# WORKING DATA
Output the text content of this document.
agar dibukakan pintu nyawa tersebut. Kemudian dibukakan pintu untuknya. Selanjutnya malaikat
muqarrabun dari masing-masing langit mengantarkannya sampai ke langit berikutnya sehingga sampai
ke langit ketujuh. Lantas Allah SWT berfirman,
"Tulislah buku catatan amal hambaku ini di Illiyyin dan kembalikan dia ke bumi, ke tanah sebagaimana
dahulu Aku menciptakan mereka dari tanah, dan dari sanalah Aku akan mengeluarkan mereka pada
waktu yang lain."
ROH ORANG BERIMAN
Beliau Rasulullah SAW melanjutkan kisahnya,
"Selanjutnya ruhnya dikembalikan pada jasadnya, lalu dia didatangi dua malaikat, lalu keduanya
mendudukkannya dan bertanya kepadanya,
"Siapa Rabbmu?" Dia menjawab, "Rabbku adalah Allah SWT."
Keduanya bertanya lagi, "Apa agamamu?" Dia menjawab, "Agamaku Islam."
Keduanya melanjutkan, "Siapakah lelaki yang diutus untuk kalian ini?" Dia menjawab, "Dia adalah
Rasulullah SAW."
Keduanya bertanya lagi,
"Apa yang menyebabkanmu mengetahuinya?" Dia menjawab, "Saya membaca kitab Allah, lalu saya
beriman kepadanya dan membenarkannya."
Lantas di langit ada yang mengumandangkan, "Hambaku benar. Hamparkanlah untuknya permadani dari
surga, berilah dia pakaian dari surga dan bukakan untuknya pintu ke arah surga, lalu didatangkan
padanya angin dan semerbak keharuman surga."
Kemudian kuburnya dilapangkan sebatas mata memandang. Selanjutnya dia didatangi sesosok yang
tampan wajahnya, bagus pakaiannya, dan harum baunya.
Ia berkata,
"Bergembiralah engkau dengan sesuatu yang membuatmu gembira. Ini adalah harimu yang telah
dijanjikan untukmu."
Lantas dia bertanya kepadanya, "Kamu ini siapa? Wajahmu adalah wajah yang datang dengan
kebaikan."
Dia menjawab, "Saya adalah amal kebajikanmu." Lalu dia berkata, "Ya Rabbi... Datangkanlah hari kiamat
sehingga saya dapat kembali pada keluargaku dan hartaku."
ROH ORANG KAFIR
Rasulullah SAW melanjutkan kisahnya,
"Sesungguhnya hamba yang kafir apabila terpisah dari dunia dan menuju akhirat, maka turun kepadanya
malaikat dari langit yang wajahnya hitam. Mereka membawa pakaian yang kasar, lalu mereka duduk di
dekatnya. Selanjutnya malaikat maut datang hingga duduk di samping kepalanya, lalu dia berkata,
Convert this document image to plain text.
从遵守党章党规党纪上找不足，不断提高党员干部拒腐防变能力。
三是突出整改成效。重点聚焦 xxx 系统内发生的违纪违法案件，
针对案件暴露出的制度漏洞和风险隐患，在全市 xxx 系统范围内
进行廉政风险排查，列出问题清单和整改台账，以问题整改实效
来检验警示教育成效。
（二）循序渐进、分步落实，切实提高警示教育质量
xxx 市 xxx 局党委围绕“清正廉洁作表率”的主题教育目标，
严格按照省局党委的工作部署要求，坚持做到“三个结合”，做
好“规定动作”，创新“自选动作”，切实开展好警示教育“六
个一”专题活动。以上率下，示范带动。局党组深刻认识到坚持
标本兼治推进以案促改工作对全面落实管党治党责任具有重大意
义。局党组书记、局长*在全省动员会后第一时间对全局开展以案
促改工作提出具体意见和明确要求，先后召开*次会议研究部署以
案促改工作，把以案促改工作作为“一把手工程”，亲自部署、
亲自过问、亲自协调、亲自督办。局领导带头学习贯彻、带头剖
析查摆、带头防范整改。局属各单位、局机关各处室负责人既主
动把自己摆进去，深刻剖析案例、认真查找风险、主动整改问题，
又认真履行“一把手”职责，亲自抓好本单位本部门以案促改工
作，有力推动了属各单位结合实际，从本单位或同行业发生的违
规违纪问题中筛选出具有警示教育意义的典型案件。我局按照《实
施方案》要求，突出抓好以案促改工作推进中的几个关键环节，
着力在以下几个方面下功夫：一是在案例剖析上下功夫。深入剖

# PROBLEM DESCRIPTION
Retype all of the data shown above, word for word.

# WORKED ANSWER
Output the text content of this document.
agar dibukakan pintu nyawa tersebut. Kemudian dibukakan pintu untuknya. Selanjutnya malaikat
muqarrabun dari masing-masing langit mengantarkannya sampai ke langit berikutnya sehingga sampai
ke langit ketujuh. Lantas Allah SWT berfirman,
"Tulislah buku catatan amal hambaku ini di Illiyyin dan kembalikan dia ke bumi, ke tanah sebagaimana
dahulu Aku menciptakan mereka dari tanah, dan dari sanalah Aku akan mengeluarkan mereka pada
waktu yang lain."
ROH ORANG BERIMAN
Beliau Rasulullah SAW melanjutkan kisahnya,
"Selanjutnya ruhnya dikembalikan pada jasadnya, lalu dia didatangi dua malaikat, lalu keduanya
mendudukkannya dan bertanya kepadanya,
"Siapa Rabbmu?" Dia menjawab, "Rabbku adalah Allah SWT."
Keduanya bertanya lagi, "Apa agamamu?" Dia menjawab, "Agamaku Islam."
Keduanya melanjutkan, "Siapakah lelaki yang diutus untuk kalian ini?" Dia menjawab, "Dia adalah
Rasulullah SAW."
Keduanya bertanya lagi,
"Apa yang menyebabkanmu mengetahuinya?" Dia menjawab, "Saya membaca kitab Allah, lalu saya
beriman kepadanya dan membenarkannya."
Lantas di langit ada yang mengumandangkan, "Hambaku benar. Hamparkanlah untuknya permadani dari
surga, berilah dia pakaian dari surga dan bukakan untuknya pintu ke arah surga, lalu didatangkan
padanya angin dan semerbak keharuman surga."
Kemudian kuburnya dilapangkan sebatas mata memandang. Selanjutnya dia didatangi sesosok yang
tampan wajahnya, bagus pakaiannya, dan harum baunya.
Ia berkata,
"Bergembiralah engkau dengan sesuatu yang membuatmu gembira. Ini adalah harimu yang telah
dijanjikan untukmu."
Lantas dia bertanya kepadanya, "Kamu ini siapa? Wajahmu adalah wajah yang datang dengan
kebaikan."
Dia menjawab, "Saya adalah amal kebajikanmu." Lalu dia berkata, "Ya Rabbi... Datangkanlah hari kiamat
sehingga saya dapat kembali pada keluargaku dan hartaku."
ROH ORANG KAFIR
Rasulullah SAW melanjutkan kisahnya,
"Sesungguhnya hamba yang kafir apabila terpisah dari dunia dan menuju akhirat, maka turun kepadanya
malaikat dari langit yang wajahnya hitam. Mereka membawa pakaian yang kasar, lalu mereka duduk di
dekatnya. Selanjutnya malaikat maut datang hingga duduk di samping kepalanya, lalu dia berkata,
Convert this document image to plain text.
从遵守党章党规党纪上找不足，不断提高党员干部拒腐防变能力。
三是突出整改成效。重点聚焦 xxx 系统内发生的违纪违法案件，
针对案件暴露出的制度漏洞和风险隐患，在全市 xxx 系统范围内
进行廉政风险排查，列出问题清单和整改台账，以问题整改实效
来检验警示教育成效。
（二）循序渐进、分步落实，切实提高警示教育质量
xxx 市 xxx 局党委围绕“清正廉洁作表率”的主题教育目标，
严格按照省局党委的工作部署要求，坚持做到“三个结合”，做
好“规定动作”，创新“自选动作”，切实开展好警示教育“六
个一”专题活动。以上率下，示范带动。局党组深刻认识到坚持
标本兼治推进以案促改工作对全面落实管党治党责任具有重大意
义。局党组书记、局长*在全省动员会后第一时间对全局开展以案
促改工作提出具体意见和明确要求，先后召开*次会议研究部署以
案促改工作，把以案促改工作作为“一把手工程”，亲自部署、
亲自过问、亲自协调、亲自督办。局领导带头学习贯彻、带头剖
析查摆、带头防范整改。局属各单位、局机关各处室负责人既主
动把自己摆进去，深刻剖析案例、认真查找风险、主动整改问题，
又认真履行“一把手”职责，亲自抓好本单位本部门以案促改工
作，有力推动了属各单位结合实际，从本单位或同行业发生的违
规违纪问题中筛选出具有警示教育意义的典型案件。我局按照《实
施方案》要求，突出抓好以案促改工作推进中的几个关键环节，
着力在以下几个方面下功夫：一是在案例剖析上下功夫。深入剖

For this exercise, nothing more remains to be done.